Work out how many lines of the records contain "cases". Answer with the number and nothing else.

— Start of Task data —

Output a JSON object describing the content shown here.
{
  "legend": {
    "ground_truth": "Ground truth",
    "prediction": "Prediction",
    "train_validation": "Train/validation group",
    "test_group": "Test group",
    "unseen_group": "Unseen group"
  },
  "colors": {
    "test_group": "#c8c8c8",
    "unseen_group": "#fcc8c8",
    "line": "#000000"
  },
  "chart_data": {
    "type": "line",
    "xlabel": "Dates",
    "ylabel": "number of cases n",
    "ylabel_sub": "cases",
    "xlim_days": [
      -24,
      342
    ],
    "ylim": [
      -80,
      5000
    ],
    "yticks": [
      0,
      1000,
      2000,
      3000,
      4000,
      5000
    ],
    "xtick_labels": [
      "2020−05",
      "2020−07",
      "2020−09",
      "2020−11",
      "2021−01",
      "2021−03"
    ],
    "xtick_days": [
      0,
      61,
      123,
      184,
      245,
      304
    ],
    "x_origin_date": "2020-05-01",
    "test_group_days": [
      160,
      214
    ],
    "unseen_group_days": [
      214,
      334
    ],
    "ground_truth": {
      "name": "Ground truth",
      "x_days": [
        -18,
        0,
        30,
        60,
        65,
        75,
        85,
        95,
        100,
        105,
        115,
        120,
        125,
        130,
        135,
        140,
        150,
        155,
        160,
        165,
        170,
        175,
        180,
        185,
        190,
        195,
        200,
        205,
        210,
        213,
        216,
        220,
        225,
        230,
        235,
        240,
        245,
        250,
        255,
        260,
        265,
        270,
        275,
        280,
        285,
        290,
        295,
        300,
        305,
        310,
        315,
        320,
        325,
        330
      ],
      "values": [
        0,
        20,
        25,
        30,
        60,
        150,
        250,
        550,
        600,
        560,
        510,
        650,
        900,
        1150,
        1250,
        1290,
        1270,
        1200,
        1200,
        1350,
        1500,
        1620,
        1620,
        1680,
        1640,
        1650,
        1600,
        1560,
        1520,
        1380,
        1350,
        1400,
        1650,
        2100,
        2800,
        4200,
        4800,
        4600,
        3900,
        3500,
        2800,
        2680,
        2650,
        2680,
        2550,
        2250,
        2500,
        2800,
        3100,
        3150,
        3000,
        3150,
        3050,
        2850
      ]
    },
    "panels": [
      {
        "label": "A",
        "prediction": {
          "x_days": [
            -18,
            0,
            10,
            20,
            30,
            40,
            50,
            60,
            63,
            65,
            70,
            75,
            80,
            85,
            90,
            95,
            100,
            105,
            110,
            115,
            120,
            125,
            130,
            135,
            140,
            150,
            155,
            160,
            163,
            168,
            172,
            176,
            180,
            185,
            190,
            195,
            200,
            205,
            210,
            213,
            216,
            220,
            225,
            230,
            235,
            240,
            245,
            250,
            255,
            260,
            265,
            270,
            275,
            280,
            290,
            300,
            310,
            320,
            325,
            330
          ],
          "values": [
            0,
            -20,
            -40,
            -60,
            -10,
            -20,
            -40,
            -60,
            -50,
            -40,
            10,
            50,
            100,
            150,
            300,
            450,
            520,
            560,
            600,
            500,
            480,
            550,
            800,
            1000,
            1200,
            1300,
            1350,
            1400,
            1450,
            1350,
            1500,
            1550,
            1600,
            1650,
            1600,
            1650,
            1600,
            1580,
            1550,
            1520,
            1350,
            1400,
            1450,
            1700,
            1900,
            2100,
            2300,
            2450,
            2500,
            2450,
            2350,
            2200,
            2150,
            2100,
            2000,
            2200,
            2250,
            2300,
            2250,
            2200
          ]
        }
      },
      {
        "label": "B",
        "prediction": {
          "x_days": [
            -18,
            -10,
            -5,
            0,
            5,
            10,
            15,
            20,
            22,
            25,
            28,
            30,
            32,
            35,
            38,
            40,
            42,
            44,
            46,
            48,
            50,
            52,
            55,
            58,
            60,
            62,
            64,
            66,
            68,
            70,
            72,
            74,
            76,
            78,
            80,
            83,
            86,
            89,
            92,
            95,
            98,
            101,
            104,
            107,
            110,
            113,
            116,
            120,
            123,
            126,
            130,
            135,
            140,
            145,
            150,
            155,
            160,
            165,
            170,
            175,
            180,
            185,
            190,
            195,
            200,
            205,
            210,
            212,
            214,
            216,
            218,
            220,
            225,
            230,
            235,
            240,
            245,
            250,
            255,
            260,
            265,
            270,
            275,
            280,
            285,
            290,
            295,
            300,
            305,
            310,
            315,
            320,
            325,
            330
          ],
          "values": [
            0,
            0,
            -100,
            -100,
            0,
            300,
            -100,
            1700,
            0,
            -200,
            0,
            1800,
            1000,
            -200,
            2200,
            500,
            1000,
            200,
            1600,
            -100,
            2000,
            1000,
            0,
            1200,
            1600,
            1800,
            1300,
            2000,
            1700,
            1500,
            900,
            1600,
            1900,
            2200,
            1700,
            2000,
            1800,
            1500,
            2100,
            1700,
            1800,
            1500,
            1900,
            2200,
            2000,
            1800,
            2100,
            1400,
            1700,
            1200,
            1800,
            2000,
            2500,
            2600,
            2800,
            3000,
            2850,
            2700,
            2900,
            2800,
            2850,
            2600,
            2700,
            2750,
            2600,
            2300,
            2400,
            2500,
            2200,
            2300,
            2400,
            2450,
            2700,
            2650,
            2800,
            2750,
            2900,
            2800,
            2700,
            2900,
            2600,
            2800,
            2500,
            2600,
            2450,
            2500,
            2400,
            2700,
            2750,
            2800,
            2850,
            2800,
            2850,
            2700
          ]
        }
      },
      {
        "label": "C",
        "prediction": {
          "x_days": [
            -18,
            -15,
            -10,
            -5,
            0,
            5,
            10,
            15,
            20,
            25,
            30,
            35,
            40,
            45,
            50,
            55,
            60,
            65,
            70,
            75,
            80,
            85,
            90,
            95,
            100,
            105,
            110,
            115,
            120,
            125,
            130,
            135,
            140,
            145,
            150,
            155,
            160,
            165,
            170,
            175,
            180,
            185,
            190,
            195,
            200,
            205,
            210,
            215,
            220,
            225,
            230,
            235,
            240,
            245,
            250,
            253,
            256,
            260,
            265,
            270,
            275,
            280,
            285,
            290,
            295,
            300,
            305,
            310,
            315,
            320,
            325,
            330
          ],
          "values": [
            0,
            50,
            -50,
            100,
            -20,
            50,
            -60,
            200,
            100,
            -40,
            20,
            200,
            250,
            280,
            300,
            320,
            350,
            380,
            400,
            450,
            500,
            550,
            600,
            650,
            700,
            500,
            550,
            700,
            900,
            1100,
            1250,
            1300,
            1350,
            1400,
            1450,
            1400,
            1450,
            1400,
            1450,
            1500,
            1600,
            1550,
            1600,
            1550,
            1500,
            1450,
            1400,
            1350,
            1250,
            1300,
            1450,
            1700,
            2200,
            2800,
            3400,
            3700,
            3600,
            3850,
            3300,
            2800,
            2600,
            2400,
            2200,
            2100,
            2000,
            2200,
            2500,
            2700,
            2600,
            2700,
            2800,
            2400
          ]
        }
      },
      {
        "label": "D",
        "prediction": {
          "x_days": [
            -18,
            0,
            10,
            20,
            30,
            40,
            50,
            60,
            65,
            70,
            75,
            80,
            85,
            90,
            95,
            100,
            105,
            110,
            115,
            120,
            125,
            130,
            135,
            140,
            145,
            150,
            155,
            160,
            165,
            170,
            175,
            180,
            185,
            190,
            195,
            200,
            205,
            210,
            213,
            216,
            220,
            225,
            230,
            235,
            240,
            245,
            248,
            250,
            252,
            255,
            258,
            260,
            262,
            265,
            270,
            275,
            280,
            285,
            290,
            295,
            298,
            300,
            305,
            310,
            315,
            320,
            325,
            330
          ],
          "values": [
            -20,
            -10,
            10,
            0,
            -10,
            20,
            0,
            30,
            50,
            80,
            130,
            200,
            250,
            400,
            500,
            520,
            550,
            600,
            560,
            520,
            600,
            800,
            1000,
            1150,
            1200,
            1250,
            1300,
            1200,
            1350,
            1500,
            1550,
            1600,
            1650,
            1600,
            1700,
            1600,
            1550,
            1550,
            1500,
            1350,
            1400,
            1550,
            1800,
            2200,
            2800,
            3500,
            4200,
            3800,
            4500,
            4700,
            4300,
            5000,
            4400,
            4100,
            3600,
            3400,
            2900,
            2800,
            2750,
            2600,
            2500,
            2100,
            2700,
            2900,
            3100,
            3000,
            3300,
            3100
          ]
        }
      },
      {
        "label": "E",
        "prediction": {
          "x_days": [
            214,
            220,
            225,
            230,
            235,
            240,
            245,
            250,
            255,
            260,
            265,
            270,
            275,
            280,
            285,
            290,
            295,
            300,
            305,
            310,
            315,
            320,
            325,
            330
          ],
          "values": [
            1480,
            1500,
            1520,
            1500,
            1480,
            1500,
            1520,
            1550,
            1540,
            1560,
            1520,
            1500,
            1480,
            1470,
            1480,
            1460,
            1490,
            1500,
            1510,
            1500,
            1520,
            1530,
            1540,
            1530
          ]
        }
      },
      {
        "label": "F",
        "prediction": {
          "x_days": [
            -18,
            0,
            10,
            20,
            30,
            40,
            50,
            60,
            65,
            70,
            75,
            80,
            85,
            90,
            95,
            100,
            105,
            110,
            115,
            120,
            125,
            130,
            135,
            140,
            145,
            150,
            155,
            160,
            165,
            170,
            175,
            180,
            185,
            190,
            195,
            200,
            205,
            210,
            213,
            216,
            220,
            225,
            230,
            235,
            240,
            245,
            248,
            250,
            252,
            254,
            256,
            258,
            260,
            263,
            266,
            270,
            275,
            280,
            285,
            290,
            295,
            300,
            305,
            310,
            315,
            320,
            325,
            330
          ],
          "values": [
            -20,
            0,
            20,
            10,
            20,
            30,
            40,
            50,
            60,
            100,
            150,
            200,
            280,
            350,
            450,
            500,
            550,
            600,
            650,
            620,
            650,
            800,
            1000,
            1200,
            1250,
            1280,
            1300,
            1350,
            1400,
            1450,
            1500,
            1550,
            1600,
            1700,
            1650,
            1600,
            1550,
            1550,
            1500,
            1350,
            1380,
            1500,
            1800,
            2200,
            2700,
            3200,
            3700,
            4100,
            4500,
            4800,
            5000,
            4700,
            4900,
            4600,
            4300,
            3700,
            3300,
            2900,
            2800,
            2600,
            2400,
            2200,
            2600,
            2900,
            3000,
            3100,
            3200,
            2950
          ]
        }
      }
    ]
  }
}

— End of Task data —

Solution for this exercise:
2